Given request: Copy all lines that contain the word "Mild".

(begin)

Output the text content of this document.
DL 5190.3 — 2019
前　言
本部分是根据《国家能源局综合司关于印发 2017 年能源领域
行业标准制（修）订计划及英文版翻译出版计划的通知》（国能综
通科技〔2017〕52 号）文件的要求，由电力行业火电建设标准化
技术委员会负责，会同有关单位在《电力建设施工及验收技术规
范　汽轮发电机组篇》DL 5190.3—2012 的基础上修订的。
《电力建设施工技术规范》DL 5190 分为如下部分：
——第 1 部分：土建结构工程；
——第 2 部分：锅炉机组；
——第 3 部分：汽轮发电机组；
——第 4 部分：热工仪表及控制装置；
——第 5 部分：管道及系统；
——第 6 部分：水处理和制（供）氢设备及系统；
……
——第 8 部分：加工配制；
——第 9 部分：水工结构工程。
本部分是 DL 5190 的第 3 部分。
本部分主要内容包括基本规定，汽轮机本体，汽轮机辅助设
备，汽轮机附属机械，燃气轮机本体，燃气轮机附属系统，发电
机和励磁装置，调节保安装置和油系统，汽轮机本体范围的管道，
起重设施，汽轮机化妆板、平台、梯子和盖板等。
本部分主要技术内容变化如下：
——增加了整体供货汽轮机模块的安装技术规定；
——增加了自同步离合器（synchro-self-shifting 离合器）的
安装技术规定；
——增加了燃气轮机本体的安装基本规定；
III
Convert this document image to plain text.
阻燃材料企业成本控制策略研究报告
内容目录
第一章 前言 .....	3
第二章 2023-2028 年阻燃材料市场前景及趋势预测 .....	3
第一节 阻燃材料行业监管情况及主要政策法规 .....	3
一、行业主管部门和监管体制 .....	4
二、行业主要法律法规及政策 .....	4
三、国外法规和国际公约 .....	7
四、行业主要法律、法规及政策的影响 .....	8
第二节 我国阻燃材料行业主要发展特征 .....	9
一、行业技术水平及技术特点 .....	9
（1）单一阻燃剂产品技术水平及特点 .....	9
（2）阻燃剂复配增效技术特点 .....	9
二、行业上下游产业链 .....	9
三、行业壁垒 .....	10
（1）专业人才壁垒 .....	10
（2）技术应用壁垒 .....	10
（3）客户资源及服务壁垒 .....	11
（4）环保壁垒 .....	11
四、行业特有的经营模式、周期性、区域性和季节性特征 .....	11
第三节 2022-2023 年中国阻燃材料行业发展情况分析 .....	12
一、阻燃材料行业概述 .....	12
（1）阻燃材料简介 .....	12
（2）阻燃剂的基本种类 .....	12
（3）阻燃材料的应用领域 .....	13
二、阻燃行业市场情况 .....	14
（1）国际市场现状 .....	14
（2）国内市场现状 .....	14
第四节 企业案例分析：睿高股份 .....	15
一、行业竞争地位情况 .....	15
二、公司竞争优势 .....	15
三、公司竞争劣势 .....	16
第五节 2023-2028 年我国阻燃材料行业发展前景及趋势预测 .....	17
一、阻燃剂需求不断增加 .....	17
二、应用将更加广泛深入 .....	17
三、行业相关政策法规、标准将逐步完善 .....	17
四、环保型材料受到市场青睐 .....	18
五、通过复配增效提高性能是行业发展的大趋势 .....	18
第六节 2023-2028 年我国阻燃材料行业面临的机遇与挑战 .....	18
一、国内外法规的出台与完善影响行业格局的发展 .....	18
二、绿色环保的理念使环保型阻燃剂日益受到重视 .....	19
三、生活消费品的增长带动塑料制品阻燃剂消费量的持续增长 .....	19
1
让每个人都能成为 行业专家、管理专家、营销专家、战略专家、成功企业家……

(end)
(begin)

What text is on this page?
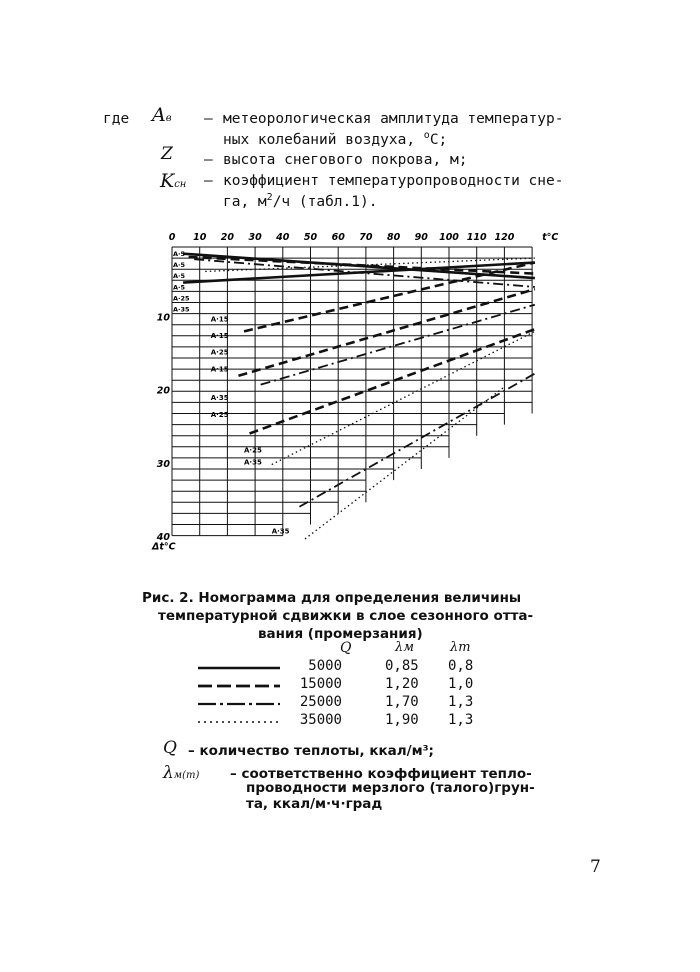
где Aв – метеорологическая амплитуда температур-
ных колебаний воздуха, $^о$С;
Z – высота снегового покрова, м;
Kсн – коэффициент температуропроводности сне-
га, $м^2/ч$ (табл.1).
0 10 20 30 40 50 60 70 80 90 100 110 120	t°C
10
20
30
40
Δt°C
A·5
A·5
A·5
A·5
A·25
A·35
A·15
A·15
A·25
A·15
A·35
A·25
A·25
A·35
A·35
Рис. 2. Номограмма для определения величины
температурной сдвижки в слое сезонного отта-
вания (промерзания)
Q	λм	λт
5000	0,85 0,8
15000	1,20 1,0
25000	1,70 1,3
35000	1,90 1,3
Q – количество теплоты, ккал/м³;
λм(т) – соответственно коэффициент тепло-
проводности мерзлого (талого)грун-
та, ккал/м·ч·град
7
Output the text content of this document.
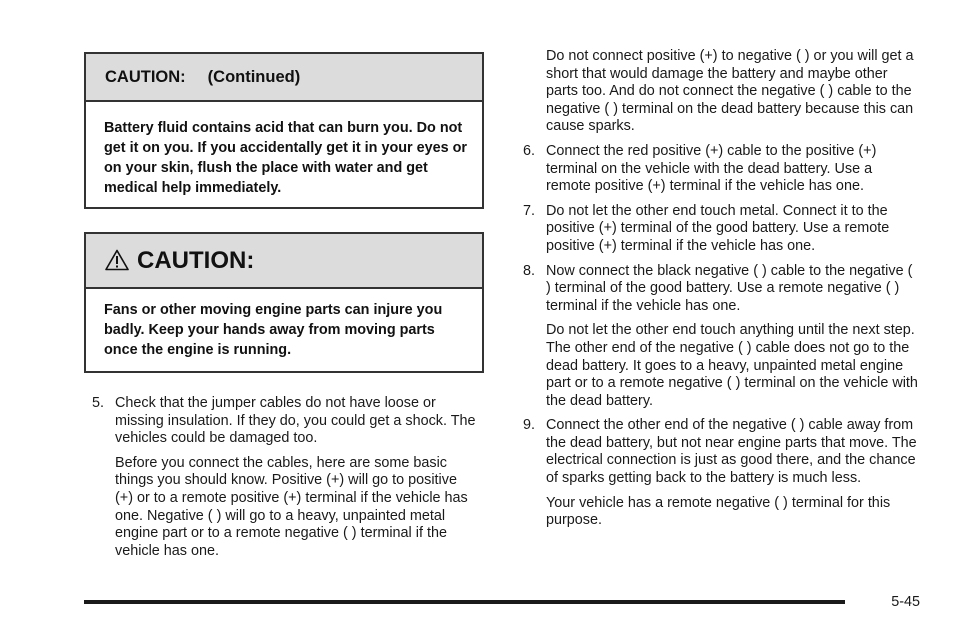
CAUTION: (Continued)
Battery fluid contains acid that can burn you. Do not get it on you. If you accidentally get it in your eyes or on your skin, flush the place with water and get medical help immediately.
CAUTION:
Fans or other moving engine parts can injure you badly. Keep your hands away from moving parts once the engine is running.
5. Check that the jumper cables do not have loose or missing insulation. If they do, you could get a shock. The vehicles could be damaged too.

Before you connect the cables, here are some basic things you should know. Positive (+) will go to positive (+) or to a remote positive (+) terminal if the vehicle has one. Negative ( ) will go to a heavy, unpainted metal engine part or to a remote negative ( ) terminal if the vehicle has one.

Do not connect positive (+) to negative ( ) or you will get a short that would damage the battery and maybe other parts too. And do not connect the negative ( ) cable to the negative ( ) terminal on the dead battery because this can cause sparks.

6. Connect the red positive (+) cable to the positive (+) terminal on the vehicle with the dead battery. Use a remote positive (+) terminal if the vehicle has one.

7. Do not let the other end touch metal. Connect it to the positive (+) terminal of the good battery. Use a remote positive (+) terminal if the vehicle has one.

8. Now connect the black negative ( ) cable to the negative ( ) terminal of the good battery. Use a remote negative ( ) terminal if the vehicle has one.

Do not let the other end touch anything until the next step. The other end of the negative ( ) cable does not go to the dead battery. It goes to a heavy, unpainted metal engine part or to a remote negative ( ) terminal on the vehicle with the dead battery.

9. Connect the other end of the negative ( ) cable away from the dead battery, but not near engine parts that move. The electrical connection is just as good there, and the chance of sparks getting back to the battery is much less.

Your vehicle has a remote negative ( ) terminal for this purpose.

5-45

(end)
(begin)

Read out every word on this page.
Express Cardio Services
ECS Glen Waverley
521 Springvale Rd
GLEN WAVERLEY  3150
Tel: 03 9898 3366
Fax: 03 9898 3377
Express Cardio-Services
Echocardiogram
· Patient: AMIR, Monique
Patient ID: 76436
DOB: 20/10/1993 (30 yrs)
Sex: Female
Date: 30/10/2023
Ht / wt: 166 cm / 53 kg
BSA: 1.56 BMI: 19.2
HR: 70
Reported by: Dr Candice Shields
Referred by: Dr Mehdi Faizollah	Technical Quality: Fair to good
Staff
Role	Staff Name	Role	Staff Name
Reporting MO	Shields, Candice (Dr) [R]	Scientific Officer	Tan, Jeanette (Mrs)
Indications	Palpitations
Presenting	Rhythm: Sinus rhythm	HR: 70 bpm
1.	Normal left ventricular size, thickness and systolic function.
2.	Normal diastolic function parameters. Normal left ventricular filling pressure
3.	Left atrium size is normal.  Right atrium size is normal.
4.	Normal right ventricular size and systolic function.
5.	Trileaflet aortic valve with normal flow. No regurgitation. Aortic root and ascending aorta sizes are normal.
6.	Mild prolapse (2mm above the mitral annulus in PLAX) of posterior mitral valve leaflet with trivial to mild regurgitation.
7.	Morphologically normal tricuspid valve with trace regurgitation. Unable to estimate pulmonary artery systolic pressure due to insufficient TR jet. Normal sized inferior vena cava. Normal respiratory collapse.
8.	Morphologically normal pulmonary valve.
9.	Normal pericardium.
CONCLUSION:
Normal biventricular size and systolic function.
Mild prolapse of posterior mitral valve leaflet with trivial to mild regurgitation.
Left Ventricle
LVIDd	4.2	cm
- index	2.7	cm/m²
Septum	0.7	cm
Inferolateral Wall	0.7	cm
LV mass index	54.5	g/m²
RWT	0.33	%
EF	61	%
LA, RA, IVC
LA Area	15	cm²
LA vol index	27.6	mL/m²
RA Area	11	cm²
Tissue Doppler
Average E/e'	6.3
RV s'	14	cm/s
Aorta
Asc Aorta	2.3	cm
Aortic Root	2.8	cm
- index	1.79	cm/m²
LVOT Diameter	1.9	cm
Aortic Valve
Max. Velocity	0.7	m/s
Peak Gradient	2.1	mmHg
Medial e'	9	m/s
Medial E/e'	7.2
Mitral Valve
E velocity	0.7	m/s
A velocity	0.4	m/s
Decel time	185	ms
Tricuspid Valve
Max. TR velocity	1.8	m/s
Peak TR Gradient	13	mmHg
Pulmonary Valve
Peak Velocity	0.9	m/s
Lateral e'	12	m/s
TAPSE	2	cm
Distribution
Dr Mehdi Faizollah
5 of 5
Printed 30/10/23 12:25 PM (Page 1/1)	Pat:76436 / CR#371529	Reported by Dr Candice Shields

(end)

Final result:
6.	Mild prolapse (2mm above the mitral annulus in PLAX) of posterior mitral valve leaflet with trivial to mild regurgitation.
Mild prolapse of posterior mitral valve leaflet with trivial to mild regurgitation.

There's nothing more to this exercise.